▶ PROBLEM TO WORK ON:
Pick out each line of the entries below that contains the string "period", treating uppercase and lowercase as different, and copy those lines.

▶ GIVEN RECORDS:
[Start]
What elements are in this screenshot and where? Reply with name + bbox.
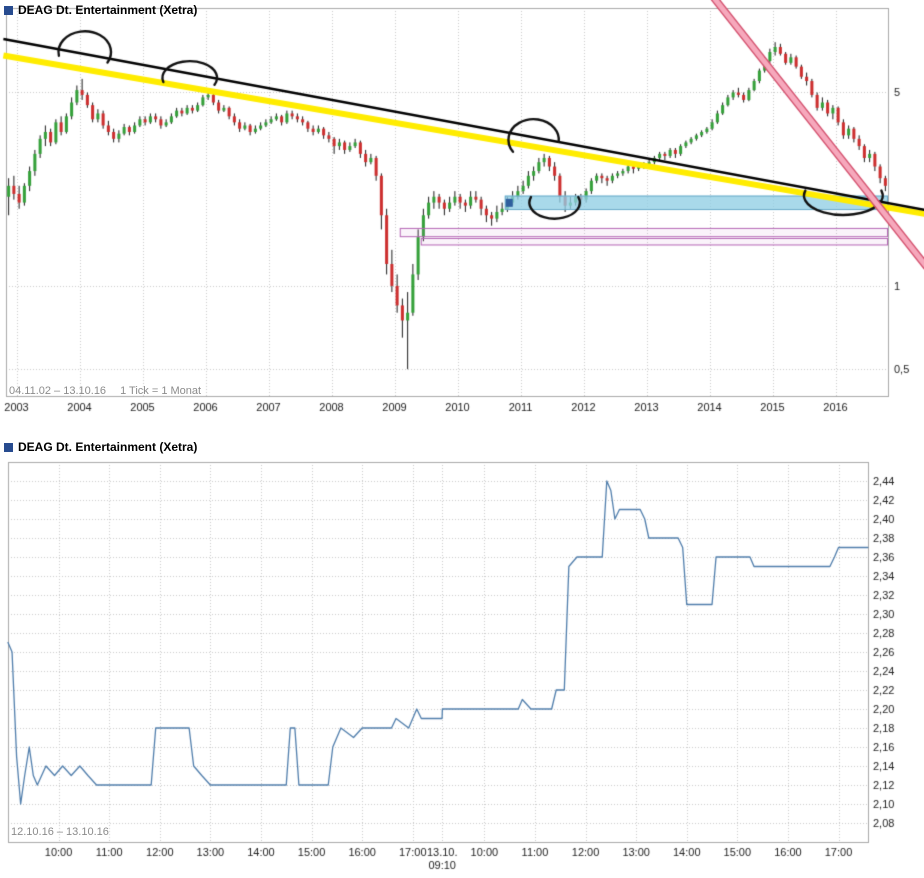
intraday-chart-footer: 12.10.16 – 13.10.16 [11,826,123,838]
monthly-chart-footer: 04.11.02 – 13.10.16 1 Tick = 1 Monat [9,385,215,397]
legend-square-icon [4,442,13,452]
period-label: 04.11.02 – 13.10.16 [9,385,107,397]
chart-title: DEAG Dt. Entertainment (Xetra) [18,3,198,17]
monthly-candlestick-chart[interactable] [0,0,924,432]
legend-square-icon [4,5,13,15]
monthly-chart-header: DEAG Dt. Entertainment (Xetra) [4,3,197,17]
monthly-chart-panel: DEAG Dt. Entertainment (Xetra) 04.11.02 … [0,0,924,432]
intraday-chart-panel: DEAG Dt. Entertainment (Xetra) 12.10.16 … [0,432,924,878]
intraday-period-label: 12.10.16 – 13.10.16 [11,826,109,838]
intraday-chart-header: DEAG Dt. Entertainment (Xetra) [4,440,197,454]
chart-title: DEAG Dt. Entertainment (Xetra) [18,440,198,454]
intraday-line-chart[interactable] [0,432,924,878]
tick-size-label: 1 Tick = 1 Monat [120,385,202,397]
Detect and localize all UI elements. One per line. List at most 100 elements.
[End]
▶ COMPLETE ANSWER:
period-label: 04.11.02 – 13.10.16 [9,385,107,397]
intraday-period-label: 12.10.16 – 13.10.16 [11,826,109,838]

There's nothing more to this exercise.